## WHAT YOU NEED TO DO
Gather all lines in the data that hold the string "HDRS".

Figure data in JSON
§

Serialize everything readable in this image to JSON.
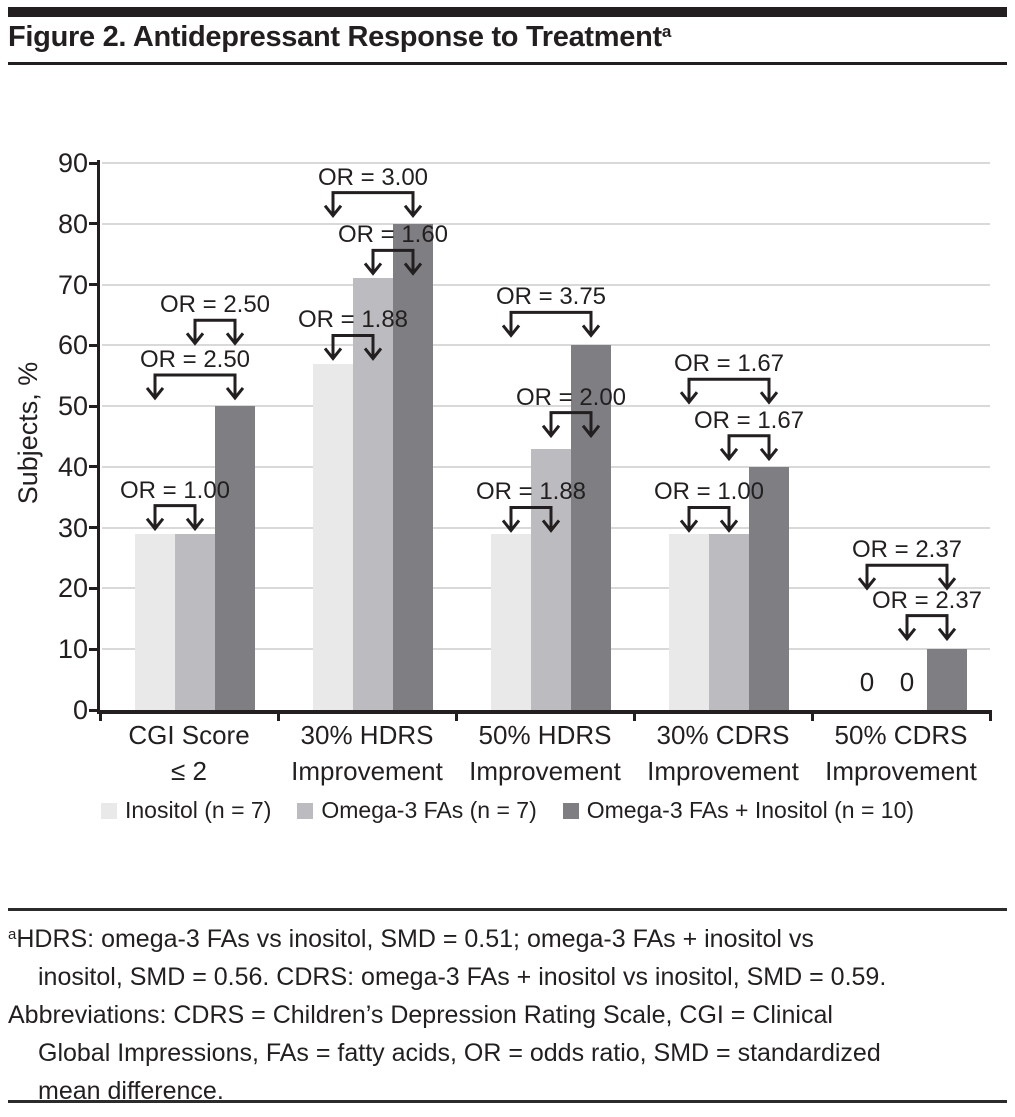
{
  "figure": {
    "title": "Figure 2. Antidepressant Response to Treatment",
    "title_superscript": "a"
  },
  "chart_data": {
    "type": "bar",
    "title": "Figure 2. Antidepressant Response to Treatment",
    "ylabel": "Subjects, %",
    "xlabel": "",
    "ylim": [
      0,
      90
    ],
    "ytick_interval": 10,
    "grid": true,
    "legend_position": "bottom",
    "categories": [
      "CGI Score\n≤ 2",
      "30% HDRS\nImprovement",
      "50% HDRS\nImprovement",
      "30% CDRS\nImprovement",
      "50% CDRS\nImprovement"
    ],
    "series": [
      {
        "name": "Inositol (n = 7)",
        "color": "#e9e9ea",
        "values": [
          29,
          57,
          29,
          29,
          0
        ]
      },
      {
        "name": "Omega-3 FAs (n = 7)",
        "color": "#bcbcc0",
        "values": [
          29,
          71,
          43,
          29,
          0
        ]
      },
      {
        "name": "Omega-3 FAs + Inositol (n = 10)",
        "color": "#7f7f83",
        "values": [
          50,
          80,
          60,
          40,
          10
        ]
      }
    ],
    "annotations": [
      {
        "group": 0,
        "label": "OR = 1.00",
        "from_bar": 0,
        "to_bar": 1,
        "tip_v": 30.0
      },
      {
        "group": 0,
        "label": "OR = 2.50",
        "from_bar": 0,
        "to_bar": 2,
        "tip_v": 51.5
      },
      {
        "group": 0,
        "label": "OR = 2.50",
        "from_bar": 1,
        "to_bar": 2,
        "tip_v": 60.5
      },
      {
        "group": 1,
        "label": "OR = 1.88",
        "from_bar": 0,
        "to_bar": 1,
        "tip_v": 58.0
      },
      {
        "group": 1,
        "label": "OR = 1.60",
        "from_bar": 1,
        "to_bar": 2,
        "tip_v": 72.0
      },
      {
        "group": 1,
        "label": "OR = 3.00",
        "from_bar": 0,
        "to_bar": 2,
        "tip_v": 81.5
      },
      {
        "group": 2,
        "label": "OR = 1.88",
        "from_bar": 0,
        "to_bar": 1,
        "tip_v": 29.7
      },
      {
        "group": 2,
        "label": "OR = 2.00",
        "from_bar": 1,
        "to_bar": 2,
        "tip_v": 45.3
      },
      {
        "group": 2,
        "label": "OR = 3.75",
        "from_bar": 0,
        "to_bar": 2,
        "tip_v": 61.8
      },
      {
        "group": 3,
        "label": "OR = 1.00",
        "from_bar": 0,
        "to_bar": 1,
        "tip_v": 29.7
      },
      {
        "group": 3,
        "label": "OR = 1.67",
        "from_bar": 1,
        "to_bar": 2,
        "tip_v": 41.5
      },
      {
        "group": 3,
        "label": "OR = 1.67",
        "from_bar": 0,
        "to_bar": 2,
        "tip_v": 50.8
      },
      {
        "group": 4,
        "label": "OR = 2.37",
        "from_bar": 1,
        "to_bar": 2,
        "tip_v": 11.9
      },
      {
        "group": 4,
        "label": "OR = 2.37",
        "from_bar": 0,
        "to_bar": 2,
        "tip_v": 20.2
      }
    ],
    "zero_labels": [
      {
        "group": 4,
        "bar": 0,
        "text": "0",
        "v": 4.6
      },
      {
        "group": 4,
        "bar": 1,
        "text": "0",
        "v": 4.6
      }
    ],
    "ytick_labels": [
      "0",
      "10",
      "20",
      "30",
      "40",
      "50",
      "60",
      "70",
      "80",
      "90"
    ],
    "colors": {
      "axis": "#231f20",
      "grid": "#d9d9d9",
      "text": "#231f20"
    }
  },
  "footnotes": {
    "fn1_sup": "a",
    "fn1_lines": [
      "HDRS: omega-3 FAs vs inositol, SMD = 0.51; omega-3 FAs + inositol vs",
      "inositol, SMD = 0.56. CDRS: omega-3 FAs + inositol vs inositol, SMD = 0.59."
    ],
    "fn2_lines": [
      "Abbreviations: CDRS = Children’s Depression Rating Scale, CGI = Clinical",
      "Global Impressions, FAs = fatty acids, OR = odds ratio, SMD = standardized",
      "mean difference."
    ]
  }
}
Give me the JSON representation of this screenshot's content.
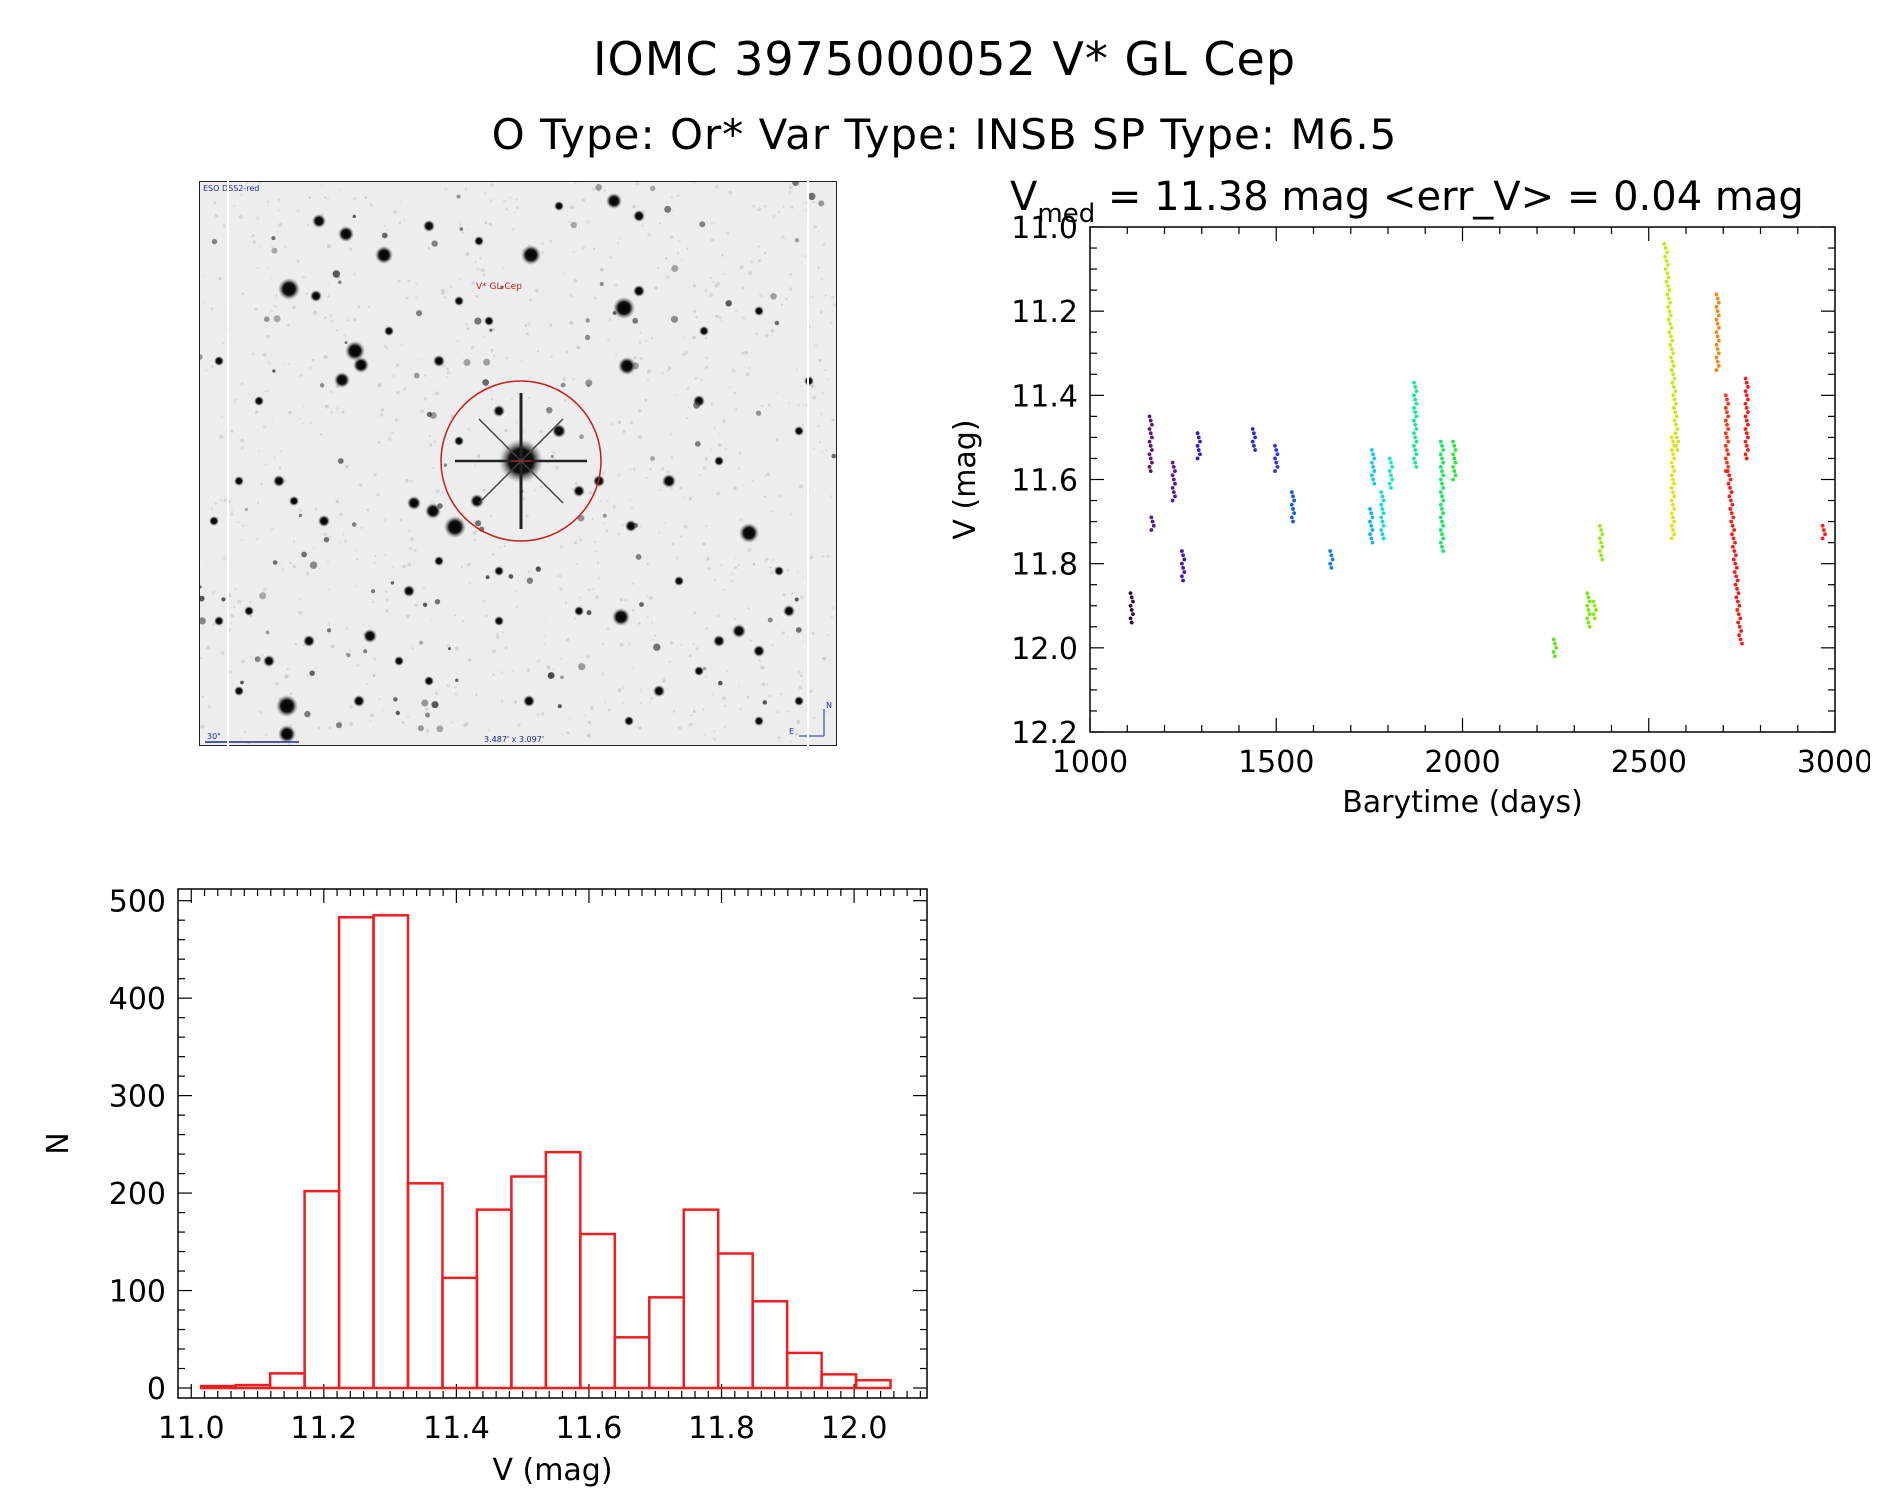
{
  "header": {
    "title": "IOMC 3975000052   V* GL Cep",
    "subtitle": "O Type: Or*  Var Type: INSB  SP Type: M6.5"
  },
  "finder": {
    "survey_label": "ESO DSS2-red",
    "target_label": "V* GL Cep",
    "scale_label": "30\"",
    "fov_label": "3.487' x 3.097'",
    "north_label": "N",
    "east_label": "E"
  },
  "lightcurve": {
    "stats_prefix": "V",
    "stats_sub": "med",
    "stats_text": " = 11.38 mag <err_V> = 0.04 mag"
  },
  "chart_data": [
    {
      "type": "scatter",
      "xlabel": "Barytime (days)",
      "ylabel": "V (mag)",
      "xlim": [
        1000,
        3000
      ],
      "ylim": [
        12.2,
        11.0
      ],
      "y_inverted": true,
      "xticks": [
        1000,
        1500,
        2000,
        2500,
        3000
      ],
      "yticks": [
        "11.0",
        "11.2",
        "11.4",
        "11.6",
        "11.8",
        "12.0",
        "12.2"
      ],
      "groups": [
        {
          "x": 1112,
          "y_min": 11.87,
          "y_max": 11.94,
          "color": "#3a0a3a"
        },
        {
          "x": 1163,
          "y_min": 11.45,
          "y_max": 11.58,
          "color": "#5a1a6e"
        },
        {
          "x": 1168,
          "y_min": 11.69,
          "y_max": 11.72,
          "color": "#5a1a8e"
        },
        {
          "x": 1225,
          "y_min": 11.56,
          "y_max": 11.65,
          "color": "#5a1a8e"
        },
        {
          "x": 1250,
          "y_min": 11.77,
          "y_max": 11.84,
          "color": "#4a1a9e"
        },
        {
          "x": 1292,
          "y_min": 11.49,
          "y_max": 11.55,
          "color": "#3a1abe"
        },
        {
          "x": 1440,
          "y_min": 11.48,
          "y_max": 11.53,
          "color": "#2a2ad0"
        },
        {
          "x": 1500,
          "y_min": 11.52,
          "y_max": 11.58,
          "color": "#2a3ae0"
        },
        {
          "x": 1545,
          "y_min": 11.63,
          "y_max": 11.7,
          "color": "#1a5ae0"
        },
        {
          "x": 1648,
          "y_min": 11.77,
          "y_max": 11.81,
          "color": "#1a7ae8"
        },
        {
          "x": 1755,
          "y_min": 11.67,
          "y_max": 11.75,
          "color": "#1ab0f0"
        },
        {
          "x": 1760,
          "y_min": 11.53,
          "y_max": 11.61,
          "color": "#1ac8f0"
        },
        {
          "x": 1785,
          "y_min": 11.63,
          "y_max": 11.74,
          "color": "#1ad8e0"
        },
        {
          "x": 1808,
          "y_min": 11.55,
          "y_max": 11.62,
          "color": "#1ae8c0"
        },
        {
          "x": 1873,
          "y_min": 11.37,
          "y_max": 11.57,
          "color": "#1ae890"
        },
        {
          "x": 1945,
          "y_min": 11.51,
          "y_max": 11.77,
          "color": "#1ae860"
        },
        {
          "x": 1978,
          "y_min": 11.51,
          "y_max": 11.6,
          "color": "#2ae840"
        },
        {
          "x": 2248,
          "y_min": 11.98,
          "y_max": 12.02,
          "color": "#5ae81a"
        },
        {
          "x": 2338,
          "y_min": 11.87,
          "y_max": 11.95,
          "color": "#7ae81a"
        },
        {
          "x": 2355,
          "y_min": 11.89,
          "y_max": 11.93,
          "color": "#8ae81a"
        },
        {
          "x": 2372,
          "y_min": 11.71,
          "y_max": 11.79,
          "color": "#9ae81a"
        },
        {
          "x": 2545,
          "y_min": 11.04,
          "y_max": 11.53,
          "color": "#c8e81a"
        },
        {
          "x": 2565,
          "y_min": 11.5,
          "y_max": 11.74,
          "color": "#e8e01a"
        },
        {
          "x": 2685,
          "y_min": 11.16,
          "y_max": 11.34,
          "color": "#f08a1a"
        },
        {
          "x": 2710,
          "y_min": 11.4,
          "y_max": 11.58,
          "color": "#f03a1a"
        },
        {
          "x": 2715,
          "y_min": 11.58,
          "y_max": 11.99,
          "color": "#f0201a"
        },
        {
          "x": 2763,
          "y_min": 11.36,
          "y_max": 11.55,
          "color": "#f0201a"
        },
        {
          "x": 2970,
          "y_min": 11.71,
          "y_max": 11.74,
          "color": "#f0201a"
        }
      ]
    },
    {
      "type": "bar",
      "xlabel": "V (mag)",
      "ylabel": "N",
      "xlim": [
        10.98,
        12.11
      ],
      "ylim": [
        0,
        500
      ],
      "xticks": [
        "11.0",
        "11.2",
        "11.4",
        "11.6",
        "11.8",
        "12.0"
      ],
      "yticks": [
        "0",
        "100",
        "200",
        "300",
        "400",
        "500"
      ],
      "color": "#f01e1e",
      "bin_width": 0.052,
      "bin_starts": [
        11.015,
        11.067,
        11.119,
        11.171,
        11.223,
        11.275,
        11.327,
        11.379,
        11.431,
        11.483,
        11.535,
        11.587,
        11.639,
        11.691,
        11.743,
        11.795,
        11.847,
        11.899,
        11.951,
        12.003
      ],
      "values": [
        2,
        3,
        15,
        202,
        483,
        485,
        210,
        113,
        183,
        217,
        242,
        158,
        52,
        93,
        183,
        138,
        89,
        36,
        14,
        8
      ]
    }
  ]
}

§

## THE REPLY
      "30% HDRS\nImprovement",
      "50% HDRS\nImprovement",
      "HDRS: omega-3 FAs vs inositol, SMD = 0.51; omega-3 FAs + inositol vs",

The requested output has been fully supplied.